(Extracted data entries)
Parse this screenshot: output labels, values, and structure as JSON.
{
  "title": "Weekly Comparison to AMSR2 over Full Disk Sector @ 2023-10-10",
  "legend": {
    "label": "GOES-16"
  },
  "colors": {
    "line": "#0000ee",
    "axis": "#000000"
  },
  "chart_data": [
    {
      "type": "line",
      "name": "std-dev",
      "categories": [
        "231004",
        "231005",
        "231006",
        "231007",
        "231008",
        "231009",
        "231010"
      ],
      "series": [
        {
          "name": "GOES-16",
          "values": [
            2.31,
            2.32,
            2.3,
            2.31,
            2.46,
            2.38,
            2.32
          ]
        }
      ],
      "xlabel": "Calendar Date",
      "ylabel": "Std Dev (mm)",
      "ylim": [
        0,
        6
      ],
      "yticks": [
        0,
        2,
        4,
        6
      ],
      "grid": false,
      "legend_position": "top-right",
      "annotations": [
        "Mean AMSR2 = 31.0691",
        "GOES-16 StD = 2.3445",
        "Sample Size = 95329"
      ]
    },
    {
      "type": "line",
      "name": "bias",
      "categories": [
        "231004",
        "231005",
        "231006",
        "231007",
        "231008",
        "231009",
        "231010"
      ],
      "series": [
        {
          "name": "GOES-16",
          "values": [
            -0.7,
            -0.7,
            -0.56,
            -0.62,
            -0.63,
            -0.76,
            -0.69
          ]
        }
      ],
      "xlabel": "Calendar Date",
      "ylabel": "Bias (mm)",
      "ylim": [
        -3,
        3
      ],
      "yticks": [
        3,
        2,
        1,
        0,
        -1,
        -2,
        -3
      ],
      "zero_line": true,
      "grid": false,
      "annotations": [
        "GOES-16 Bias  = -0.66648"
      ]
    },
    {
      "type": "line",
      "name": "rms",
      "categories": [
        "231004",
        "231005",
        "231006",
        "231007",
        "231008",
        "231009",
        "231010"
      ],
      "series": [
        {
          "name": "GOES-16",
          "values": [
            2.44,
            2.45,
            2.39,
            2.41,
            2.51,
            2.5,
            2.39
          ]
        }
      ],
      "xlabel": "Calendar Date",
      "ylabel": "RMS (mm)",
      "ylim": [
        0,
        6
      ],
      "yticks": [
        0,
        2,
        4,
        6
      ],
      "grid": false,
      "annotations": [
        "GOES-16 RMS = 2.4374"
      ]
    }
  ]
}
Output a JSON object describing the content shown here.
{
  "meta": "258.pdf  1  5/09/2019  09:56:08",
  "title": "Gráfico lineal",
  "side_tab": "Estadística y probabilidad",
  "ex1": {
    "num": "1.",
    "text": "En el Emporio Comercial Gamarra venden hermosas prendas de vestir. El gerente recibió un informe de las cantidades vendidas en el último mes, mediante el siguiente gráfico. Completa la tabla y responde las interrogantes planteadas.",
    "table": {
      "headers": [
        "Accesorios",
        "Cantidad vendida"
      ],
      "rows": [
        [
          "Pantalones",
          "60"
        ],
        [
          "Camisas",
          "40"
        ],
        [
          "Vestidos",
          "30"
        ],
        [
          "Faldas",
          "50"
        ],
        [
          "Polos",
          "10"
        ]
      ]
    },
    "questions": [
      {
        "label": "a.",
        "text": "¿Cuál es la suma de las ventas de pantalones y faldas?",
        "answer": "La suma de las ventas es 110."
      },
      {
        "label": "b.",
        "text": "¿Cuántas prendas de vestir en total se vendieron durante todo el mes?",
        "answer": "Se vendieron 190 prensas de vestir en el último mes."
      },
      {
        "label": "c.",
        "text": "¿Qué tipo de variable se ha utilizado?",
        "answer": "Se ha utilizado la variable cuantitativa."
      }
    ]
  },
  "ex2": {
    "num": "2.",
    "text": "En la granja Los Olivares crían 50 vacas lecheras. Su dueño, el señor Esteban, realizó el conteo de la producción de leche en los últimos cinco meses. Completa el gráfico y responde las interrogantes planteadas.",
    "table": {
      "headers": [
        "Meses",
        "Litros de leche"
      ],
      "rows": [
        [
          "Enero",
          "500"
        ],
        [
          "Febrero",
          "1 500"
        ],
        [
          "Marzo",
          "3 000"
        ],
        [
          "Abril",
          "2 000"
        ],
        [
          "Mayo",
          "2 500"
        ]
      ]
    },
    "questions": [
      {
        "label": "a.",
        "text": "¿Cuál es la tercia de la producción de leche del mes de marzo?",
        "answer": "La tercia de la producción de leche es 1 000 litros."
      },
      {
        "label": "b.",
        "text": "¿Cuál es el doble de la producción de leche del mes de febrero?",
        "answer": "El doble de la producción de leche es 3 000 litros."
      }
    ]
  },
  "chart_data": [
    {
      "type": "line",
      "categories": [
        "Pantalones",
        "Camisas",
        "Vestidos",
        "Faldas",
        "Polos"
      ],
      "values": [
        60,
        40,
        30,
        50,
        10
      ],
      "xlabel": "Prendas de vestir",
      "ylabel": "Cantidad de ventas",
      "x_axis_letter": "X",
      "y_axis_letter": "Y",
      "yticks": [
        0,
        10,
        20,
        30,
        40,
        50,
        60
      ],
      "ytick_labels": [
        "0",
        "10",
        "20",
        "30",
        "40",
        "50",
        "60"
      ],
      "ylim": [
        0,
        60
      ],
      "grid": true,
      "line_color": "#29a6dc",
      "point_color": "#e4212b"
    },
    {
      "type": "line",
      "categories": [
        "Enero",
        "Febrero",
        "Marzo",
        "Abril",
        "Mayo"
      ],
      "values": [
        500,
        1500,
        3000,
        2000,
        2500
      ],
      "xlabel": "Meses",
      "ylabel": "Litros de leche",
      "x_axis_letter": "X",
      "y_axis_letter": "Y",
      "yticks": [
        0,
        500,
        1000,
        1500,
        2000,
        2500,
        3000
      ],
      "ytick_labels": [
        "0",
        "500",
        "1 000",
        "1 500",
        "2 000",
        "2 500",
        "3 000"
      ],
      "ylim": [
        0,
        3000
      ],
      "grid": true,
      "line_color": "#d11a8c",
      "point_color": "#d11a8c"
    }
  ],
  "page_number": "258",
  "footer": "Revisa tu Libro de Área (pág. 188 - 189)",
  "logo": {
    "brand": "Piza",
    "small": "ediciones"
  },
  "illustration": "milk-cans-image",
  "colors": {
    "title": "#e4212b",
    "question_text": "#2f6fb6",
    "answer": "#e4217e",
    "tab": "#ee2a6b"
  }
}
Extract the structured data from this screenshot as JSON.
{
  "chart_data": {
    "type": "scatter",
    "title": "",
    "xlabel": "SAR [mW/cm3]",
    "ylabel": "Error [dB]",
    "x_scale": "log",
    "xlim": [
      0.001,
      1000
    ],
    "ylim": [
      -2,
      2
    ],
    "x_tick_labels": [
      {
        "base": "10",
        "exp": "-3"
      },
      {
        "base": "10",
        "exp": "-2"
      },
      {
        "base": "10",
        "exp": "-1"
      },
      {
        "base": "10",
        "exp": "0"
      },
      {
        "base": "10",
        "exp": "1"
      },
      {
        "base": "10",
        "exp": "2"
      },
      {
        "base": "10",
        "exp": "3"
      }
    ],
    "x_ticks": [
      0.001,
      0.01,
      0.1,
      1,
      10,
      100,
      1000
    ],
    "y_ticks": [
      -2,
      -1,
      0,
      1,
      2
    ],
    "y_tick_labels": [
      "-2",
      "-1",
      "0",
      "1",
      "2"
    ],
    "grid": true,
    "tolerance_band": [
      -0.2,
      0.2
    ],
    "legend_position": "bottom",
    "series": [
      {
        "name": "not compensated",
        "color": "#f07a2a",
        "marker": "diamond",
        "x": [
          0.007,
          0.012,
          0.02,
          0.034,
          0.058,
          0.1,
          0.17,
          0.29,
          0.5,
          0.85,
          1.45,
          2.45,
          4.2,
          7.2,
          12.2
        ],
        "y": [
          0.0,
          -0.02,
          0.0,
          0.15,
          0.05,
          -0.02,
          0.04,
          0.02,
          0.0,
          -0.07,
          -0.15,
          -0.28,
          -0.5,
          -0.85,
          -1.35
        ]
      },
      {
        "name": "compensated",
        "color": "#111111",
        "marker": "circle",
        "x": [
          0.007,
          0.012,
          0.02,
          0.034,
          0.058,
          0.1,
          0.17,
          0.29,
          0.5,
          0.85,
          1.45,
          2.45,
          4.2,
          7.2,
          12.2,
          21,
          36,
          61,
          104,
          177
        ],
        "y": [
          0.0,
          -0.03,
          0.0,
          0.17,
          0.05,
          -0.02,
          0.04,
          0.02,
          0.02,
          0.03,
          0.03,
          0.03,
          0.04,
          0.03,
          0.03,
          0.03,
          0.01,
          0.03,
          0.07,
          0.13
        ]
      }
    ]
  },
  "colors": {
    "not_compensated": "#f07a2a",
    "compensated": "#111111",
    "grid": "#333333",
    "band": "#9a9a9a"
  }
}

What you will do =
Copy all lines from the material that hold "ylabel".

Answer for the task =
      "ylabel": "Std Dev (mm)",
      "ylabel": "Bias (mm)",
      "ylabel": "RMS (mm)",
      "ylabel": "Cantidad de ventas",
      "ylabel": "Litros de leche",
    "ylabel": "Error [dB]",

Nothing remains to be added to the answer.